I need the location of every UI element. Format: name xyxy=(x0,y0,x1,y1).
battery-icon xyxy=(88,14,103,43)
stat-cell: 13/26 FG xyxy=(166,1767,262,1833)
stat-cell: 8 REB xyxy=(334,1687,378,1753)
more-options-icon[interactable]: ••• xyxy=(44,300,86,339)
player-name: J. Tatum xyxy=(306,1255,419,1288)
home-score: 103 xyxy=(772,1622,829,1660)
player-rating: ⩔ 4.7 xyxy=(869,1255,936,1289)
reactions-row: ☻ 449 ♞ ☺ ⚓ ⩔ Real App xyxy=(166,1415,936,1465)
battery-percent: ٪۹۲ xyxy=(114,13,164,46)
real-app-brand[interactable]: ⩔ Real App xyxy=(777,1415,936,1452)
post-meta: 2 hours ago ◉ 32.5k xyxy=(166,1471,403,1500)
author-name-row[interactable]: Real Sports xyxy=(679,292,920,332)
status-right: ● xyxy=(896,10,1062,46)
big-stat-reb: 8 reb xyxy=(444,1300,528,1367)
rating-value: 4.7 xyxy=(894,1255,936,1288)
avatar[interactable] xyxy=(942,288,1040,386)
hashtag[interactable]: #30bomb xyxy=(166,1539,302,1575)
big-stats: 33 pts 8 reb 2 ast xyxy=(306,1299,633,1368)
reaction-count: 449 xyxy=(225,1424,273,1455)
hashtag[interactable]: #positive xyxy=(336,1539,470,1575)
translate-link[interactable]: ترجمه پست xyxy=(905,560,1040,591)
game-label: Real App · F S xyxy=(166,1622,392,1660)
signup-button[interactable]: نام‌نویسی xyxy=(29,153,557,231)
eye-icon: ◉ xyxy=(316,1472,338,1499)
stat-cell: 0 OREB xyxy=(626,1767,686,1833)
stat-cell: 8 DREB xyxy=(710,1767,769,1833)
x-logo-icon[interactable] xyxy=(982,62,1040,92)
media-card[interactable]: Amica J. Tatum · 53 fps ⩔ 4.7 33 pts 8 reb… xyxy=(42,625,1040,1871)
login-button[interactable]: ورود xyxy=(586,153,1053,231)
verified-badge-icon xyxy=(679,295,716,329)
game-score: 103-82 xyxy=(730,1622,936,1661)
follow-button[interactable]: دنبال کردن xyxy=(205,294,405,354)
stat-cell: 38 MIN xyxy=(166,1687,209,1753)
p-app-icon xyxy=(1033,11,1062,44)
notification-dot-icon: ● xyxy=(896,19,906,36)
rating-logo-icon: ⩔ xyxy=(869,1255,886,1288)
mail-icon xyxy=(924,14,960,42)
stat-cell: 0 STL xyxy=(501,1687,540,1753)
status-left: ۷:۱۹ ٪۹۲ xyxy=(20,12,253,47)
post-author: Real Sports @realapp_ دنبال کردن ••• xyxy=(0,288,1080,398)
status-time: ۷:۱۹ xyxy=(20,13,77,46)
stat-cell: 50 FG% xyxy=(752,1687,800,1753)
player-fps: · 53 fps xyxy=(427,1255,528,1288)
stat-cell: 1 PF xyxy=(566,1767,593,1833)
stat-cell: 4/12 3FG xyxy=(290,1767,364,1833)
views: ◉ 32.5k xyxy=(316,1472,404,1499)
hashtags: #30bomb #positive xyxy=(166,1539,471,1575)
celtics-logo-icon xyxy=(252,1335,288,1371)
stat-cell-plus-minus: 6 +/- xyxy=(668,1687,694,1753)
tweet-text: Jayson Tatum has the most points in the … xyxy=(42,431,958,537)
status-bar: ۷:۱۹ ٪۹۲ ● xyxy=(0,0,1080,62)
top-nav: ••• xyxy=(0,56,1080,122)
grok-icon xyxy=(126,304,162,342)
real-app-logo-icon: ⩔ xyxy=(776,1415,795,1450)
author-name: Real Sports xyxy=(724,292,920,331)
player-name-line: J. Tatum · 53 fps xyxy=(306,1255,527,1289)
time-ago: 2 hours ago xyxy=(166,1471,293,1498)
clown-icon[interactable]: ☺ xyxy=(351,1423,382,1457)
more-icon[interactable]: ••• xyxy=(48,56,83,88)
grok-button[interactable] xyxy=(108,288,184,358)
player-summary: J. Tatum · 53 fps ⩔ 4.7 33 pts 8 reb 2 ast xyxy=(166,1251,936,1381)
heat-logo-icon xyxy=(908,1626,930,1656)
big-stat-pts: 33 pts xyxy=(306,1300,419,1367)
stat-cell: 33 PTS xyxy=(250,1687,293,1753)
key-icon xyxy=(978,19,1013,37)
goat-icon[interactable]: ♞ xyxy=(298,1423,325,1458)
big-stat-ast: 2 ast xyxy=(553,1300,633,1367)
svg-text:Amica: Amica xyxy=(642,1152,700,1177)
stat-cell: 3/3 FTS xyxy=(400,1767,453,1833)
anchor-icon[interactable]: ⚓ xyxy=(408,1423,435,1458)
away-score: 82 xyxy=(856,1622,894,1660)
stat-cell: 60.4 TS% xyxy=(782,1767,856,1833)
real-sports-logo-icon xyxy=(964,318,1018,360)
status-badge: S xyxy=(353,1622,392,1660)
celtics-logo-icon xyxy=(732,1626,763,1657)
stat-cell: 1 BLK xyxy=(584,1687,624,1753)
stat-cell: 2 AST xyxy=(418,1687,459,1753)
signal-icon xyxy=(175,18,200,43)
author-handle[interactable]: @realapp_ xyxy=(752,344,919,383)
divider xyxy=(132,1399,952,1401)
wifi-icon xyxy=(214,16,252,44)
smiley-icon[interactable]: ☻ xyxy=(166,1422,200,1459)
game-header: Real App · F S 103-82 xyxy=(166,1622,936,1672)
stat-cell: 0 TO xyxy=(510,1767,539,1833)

- TASK DETAILS -
Reproduce all of the lines above character for character, with nothing changed, added, or left out.

- EXERCISE RESULT -
I need the location of every UI element. Format: name xyxy=(x0,y0,x1,y1).
battery-icon xyxy=(88,14,103,43)
stat-cell: 13/26 FG xyxy=(166,1767,262,1833)
stat-cell: 8 REB xyxy=(334,1687,378,1753)
more-options-icon[interactable]: ••• xyxy=(44,300,86,339)
player-name: J. Tatum xyxy=(306,1255,419,1288)
home-score: 103 xyxy=(772,1622,829,1660)
player-rating: ⩔ 4.7 xyxy=(869,1255,936,1289)
reactions-row: ☻ 449 ♞ ☺ ⚓ ⩔ Real App xyxy=(166,1415,936,1465)
battery-percent: ٪۹۲ xyxy=(114,13,164,46)
real-app-brand[interactable]: ⩔ Real App xyxy=(777,1415,936,1452)
post-meta: 2 hours ago ◉ 32.5k xyxy=(166,1471,403,1500)
author-name-row[interactable]: Real Sports xyxy=(679,292,920,332)
status-right: ● xyxy=(896,10,1062,46)
big-stat-reb: 8 reb xyxy=(444,1300,528,1367)
rating-value: 4.7 xyxy=(894,1255,936,1288)
avatar[interactable] xyxy=(942,288,1040,386)
hashtag[interactable]: #30bomb xyxy=(166,1539,302,1575)
big-stats: 33 pts 8 reb 2 ast xyxy=(306,1299,633,1368)
reaction-count: 449 xyxy=(225,1424,273,1455)
hashtag[interactable]: #positive xyxy=(336,1539,470,1575)
translate-link[interactable]: ترجمه پست xyxy=(905,560,1040,591)
game-label: Real App · F S xyxy=(166,1622,392,1660)
signup-button[interactable]: نام‌نویسی xyxy=(29,153,557,231)
eye-icon: ◉ xyxy=(316,1472,338,1499)
stat-cell: 0 OREB xyxy=(626,1767,686,1833)
stat-cell: 8 DREB xyxy=(710,1767,769,1833)
x-logo-icon[interactable] xyxy=(982,62,1040,92)
media-card[interactable]: Amica J. Tatum · 53 fps ⩔ 4.7 33 pts 8 reb… xyxy=(42,625,1040,1871)
login-button[interactable]: ورود xyxy=(586,153,1053,231)
verified-badge-icon xyxy=(679,295,716,329)
game-score: 103-82 xyxy=(730,1622,936,1661)
follow-button[interactable]: دنبال کردن xyxy=(205,294,405,354)
stat-cell: 38 MIN xyxy=(166,1687,209,1753)
p-app-icon xyxy=(1033,11,1062,44)
notification-dot-icon: ● xyxy=(896,19,906,36)
rating-logo-icon: ⩔ xyxy=(869,1255,886,1288)
mail-icon xyxy=(924,14,960,42)
stat-cell: 0 STL xyxy=(501,1687,540,1753)
status-left: ۷:۱۹ ٪۹۲ xyxy=(20,12,253,47)
post-author: Real Sports @realapp_ دنبال کردن ••• xyxy=(0,288,1080,398)
status-time: ۷:۱۹ xyxy=(20,13,77,46)
stat-cell: 50 FG% xyxy=(752,1687,800,1753)
player-fps: · 53 fps xyxy=(427,1255,528,1288)
stat-cell: 1 PF xyxy=(566,1767,593,1833)
stat-cell: 4/12 3FG xyxy=(290,1767,364,1833)
views: ◉ 32.5k xyxy=(316,1472,404,1499)
hashtags: #30bomb #positive xyxy=(166,1539,471,1575)
celtics-logo-icon xyxy=(252,1335,288,1371)
stat-cell-plus-minus: 6 +/- xyxy=(668,1687,694,1753)
tweet-text: Jayson Tatum has the most points in the … xyxy=(42,431,958,537)
status-bar: ۷:۱۹ ٪۹۲ ● xyxy=(0,0,1080,62)
top-nav: ••• xyxy=(0,56,1080,122)
grok-icon xyxy=(126,304,162,342)
real-app-logo-icon: ⩔ xyxy=(776,1415,795,1450)
author-name: Real Sports xyxy=(724,292,920,331)
player-name-line: J. Tatum · 53 fps xyxy=(306,1255,527,1289)
time-ago: 2 hours ago xyxy=(166,1471,293,1498)
clown-icon[interactable]: ☺ xyxy=(351,1423,382,1457)
more-icon[interactable]: ••• xyxy=(48,56,83,88)
grok-button[interactable] xyxy=(108,288,184,358)
player-summary: J. Tatum · 53 fps ⩔ 4.7 33 pts 8 reb 2 ast xyxy=(166,1251,936,1381)
heat-logo-icon xyxy=(908,1626,930,1656)
big-stat-pts: 33 pts xyxy=(306,1300,419,1367)
stat-cell: 33 PTS xyxy=(250,1687,293,1753)
key-icon xyxy=(978,19,1013,37)
goat-icon[interactable]: ♞ xyxy=(298,1423,325,1458)
big-stat-ast: 2 ast xyxy=(553,1300,633,1367)
svg-text:Amica: Amica xyxy=(642,1152,700,1177)
stat-cell: 3/3 FTS xyxy=(400,1767,453,1833)
anchor-icon[interactable]: ⚓ xyxy=(408,1423,435,1458)
away-score: 82 xyxy=(856,1622,894,1660)
stat-cell: 60.4 TS% xyxy=(782,1767,856,1833)
real-sports-logo-icon xyxy=(964,318,1018,360)
status-badge: S xyxy=(353,1622,392,1660)
celtics-logo-icon xyxy=(732,1626,763,1657)
stat-cell: 1 BLK xyxy=(584,1687,624,1753)
stat-cell: 2 AST xyxy=(418,1687,459,1753)
signal-icon xyxy=(175,18,200,43)
author-handle[interactable]: @realapp_ xyxy=(752,344,919,383)
divider xyxy=(132,1399,952,1401)
wifi-icon xyxy=(214,16,252,44)
smiley-icon[interactable]: ☻ xyxy=(166,1422,200,1459)
game-header: Real App · F S 103-82 xyxy=(166,1622,936,1672)
stat-cell: 0 TO xyxy=(510,1767,539,1833)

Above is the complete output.